▶ _Material provided_:
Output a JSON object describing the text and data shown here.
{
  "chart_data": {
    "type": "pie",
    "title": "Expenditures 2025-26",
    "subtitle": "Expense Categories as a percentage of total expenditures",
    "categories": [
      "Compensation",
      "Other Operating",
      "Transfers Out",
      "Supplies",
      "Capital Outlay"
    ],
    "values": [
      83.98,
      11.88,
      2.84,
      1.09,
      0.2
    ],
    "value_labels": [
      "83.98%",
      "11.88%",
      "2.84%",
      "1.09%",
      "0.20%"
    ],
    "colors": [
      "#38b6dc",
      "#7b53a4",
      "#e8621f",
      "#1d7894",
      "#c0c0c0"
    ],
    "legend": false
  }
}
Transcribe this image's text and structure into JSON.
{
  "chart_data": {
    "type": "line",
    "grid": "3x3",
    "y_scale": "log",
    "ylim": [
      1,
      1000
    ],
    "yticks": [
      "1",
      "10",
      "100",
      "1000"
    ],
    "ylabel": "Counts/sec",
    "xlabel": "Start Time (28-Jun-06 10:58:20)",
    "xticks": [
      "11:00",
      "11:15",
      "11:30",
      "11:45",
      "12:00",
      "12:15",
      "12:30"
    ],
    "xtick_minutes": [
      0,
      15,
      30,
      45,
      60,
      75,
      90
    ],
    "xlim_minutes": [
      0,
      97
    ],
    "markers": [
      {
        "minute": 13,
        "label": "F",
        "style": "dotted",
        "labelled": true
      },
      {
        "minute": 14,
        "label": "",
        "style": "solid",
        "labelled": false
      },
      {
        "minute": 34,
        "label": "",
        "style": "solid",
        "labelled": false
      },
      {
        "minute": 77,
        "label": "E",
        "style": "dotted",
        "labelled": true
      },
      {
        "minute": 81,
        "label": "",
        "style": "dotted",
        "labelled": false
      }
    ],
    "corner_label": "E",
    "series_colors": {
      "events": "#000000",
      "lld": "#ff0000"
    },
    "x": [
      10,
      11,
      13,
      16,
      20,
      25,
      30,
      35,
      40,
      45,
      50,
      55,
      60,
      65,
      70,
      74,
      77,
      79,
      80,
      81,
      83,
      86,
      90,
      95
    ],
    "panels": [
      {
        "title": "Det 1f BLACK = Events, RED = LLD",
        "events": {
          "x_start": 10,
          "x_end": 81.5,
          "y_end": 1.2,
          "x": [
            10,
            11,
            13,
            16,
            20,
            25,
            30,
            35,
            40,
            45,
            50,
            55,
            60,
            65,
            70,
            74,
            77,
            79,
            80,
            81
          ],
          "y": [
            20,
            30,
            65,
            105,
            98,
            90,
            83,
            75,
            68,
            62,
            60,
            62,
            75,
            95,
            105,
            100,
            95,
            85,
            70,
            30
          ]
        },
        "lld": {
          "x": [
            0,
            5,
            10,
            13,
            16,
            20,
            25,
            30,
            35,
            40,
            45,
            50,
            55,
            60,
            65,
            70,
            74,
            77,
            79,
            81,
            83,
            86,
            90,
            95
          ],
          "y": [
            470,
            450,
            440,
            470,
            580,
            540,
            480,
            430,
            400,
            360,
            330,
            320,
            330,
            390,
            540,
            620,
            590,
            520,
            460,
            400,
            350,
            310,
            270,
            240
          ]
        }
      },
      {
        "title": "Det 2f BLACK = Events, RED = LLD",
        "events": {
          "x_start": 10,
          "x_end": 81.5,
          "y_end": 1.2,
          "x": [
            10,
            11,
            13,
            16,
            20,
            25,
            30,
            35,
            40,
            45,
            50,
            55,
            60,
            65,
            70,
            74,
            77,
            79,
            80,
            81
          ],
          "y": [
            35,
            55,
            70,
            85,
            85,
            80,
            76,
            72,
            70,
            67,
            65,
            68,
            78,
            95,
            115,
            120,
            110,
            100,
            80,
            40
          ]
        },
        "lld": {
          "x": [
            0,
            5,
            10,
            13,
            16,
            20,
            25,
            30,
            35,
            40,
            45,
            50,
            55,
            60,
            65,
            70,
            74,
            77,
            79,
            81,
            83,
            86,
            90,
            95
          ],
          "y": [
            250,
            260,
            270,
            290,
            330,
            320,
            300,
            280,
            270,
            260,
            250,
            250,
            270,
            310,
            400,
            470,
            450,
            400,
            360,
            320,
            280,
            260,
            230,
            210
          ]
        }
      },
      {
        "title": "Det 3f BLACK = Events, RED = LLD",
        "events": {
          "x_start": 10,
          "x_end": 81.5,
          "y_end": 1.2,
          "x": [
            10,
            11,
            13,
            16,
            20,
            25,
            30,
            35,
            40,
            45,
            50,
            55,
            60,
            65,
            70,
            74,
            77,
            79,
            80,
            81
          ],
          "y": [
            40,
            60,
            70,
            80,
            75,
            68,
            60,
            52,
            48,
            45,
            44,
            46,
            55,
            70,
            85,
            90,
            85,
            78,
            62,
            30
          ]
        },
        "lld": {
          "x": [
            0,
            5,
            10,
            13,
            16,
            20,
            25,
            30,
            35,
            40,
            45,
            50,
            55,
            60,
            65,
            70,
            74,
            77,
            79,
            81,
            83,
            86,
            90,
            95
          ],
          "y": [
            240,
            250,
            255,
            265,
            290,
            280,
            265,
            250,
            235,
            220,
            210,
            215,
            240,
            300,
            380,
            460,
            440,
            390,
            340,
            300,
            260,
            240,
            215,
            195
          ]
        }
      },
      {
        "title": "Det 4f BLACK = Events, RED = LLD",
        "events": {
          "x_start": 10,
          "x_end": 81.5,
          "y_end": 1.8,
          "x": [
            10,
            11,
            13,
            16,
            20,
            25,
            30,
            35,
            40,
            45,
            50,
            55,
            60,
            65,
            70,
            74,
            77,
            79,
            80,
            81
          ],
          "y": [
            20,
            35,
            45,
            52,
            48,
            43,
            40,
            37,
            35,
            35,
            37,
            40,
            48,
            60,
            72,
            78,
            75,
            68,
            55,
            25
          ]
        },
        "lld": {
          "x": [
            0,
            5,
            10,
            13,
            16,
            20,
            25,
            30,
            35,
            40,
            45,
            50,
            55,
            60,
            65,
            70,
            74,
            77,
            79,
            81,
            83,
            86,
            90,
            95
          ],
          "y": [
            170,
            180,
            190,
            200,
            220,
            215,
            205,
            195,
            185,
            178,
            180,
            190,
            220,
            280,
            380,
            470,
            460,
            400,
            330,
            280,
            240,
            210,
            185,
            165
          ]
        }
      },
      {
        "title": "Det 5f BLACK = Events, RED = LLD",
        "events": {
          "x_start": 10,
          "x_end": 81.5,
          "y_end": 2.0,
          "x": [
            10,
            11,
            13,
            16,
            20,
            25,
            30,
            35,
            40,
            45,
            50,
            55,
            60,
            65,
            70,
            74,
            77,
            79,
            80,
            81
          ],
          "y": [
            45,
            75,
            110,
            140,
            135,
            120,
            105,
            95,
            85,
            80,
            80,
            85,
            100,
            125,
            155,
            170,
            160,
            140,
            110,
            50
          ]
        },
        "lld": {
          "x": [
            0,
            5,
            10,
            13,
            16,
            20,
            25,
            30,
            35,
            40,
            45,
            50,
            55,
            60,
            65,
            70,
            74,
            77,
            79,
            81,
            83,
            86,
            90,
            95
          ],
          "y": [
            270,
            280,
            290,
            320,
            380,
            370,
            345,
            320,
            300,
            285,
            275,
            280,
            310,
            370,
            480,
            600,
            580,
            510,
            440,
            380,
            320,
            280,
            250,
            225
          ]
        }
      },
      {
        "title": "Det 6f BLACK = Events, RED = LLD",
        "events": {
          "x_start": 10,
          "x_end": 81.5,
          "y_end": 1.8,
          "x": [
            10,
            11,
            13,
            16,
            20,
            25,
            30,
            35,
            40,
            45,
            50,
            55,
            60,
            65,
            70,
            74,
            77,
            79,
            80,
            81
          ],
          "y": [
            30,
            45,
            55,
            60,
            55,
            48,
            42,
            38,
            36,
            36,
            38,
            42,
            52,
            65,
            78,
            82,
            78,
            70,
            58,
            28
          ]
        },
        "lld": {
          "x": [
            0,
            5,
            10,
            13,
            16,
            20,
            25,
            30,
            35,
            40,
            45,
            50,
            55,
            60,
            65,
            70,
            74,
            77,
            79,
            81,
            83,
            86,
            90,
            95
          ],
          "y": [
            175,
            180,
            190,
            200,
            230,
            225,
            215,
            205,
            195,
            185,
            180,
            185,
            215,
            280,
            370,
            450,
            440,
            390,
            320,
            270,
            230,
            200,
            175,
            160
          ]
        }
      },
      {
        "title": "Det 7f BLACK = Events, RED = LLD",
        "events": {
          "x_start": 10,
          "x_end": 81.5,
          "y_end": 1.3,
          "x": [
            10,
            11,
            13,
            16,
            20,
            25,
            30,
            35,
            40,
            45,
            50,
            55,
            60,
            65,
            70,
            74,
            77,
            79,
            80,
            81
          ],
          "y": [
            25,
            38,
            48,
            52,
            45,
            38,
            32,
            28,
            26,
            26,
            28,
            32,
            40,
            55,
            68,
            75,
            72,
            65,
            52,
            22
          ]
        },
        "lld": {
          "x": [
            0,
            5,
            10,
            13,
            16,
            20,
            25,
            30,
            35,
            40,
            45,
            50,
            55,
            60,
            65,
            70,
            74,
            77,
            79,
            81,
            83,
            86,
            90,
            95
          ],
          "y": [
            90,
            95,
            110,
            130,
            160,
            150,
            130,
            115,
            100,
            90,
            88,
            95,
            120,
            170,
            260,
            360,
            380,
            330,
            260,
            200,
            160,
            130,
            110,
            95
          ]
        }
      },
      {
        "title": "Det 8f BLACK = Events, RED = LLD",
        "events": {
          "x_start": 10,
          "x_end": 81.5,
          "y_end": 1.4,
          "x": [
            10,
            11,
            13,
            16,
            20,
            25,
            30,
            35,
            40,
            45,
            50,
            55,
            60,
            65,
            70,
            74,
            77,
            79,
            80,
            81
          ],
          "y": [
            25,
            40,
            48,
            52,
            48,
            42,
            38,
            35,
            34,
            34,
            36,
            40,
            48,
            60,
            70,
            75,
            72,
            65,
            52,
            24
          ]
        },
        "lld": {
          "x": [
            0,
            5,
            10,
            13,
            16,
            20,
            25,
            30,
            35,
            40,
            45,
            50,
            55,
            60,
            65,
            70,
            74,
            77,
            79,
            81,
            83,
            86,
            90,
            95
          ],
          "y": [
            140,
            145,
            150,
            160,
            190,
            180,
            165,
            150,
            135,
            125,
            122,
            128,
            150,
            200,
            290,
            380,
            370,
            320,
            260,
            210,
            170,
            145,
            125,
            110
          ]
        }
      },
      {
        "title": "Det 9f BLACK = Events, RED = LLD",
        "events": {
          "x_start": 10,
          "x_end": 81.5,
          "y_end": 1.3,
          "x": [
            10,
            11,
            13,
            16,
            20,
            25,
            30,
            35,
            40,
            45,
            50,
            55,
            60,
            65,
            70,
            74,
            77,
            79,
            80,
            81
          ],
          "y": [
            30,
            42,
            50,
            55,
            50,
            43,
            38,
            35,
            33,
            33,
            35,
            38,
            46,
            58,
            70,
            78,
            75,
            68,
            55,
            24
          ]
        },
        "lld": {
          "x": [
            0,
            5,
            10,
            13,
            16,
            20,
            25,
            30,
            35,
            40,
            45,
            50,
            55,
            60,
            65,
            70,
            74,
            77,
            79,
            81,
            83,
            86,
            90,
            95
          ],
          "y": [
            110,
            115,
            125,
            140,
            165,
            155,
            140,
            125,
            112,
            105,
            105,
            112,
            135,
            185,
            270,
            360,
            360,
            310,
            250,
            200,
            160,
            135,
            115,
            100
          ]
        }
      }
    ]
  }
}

▶ _Your task_:
Note every line above where the string "BLACK" shows up, and copy those lines.

▶ _Final result_:
        "title": "Det 1f BLACK = Events, RED = LLD",
        "title": "Det 2f BLACK = Events, RED = LLD",
        "title": "Det 3f BLACK = Events, RED = LLD",
        "title": "Det 4f BLACK = Events, RED = LLD",
        "title": "Det 5f BLACK = Events, RED = LLD",
        "title": "Det 6f BLACK = Events, RED = LLD",
        "title": "Det 7f BLACK = Events, RED = LLD",
        "title": "Det 8f BLACK = Events, RED = LLD",
        "title": "Det 9f BLACK = Events, RED = LLD",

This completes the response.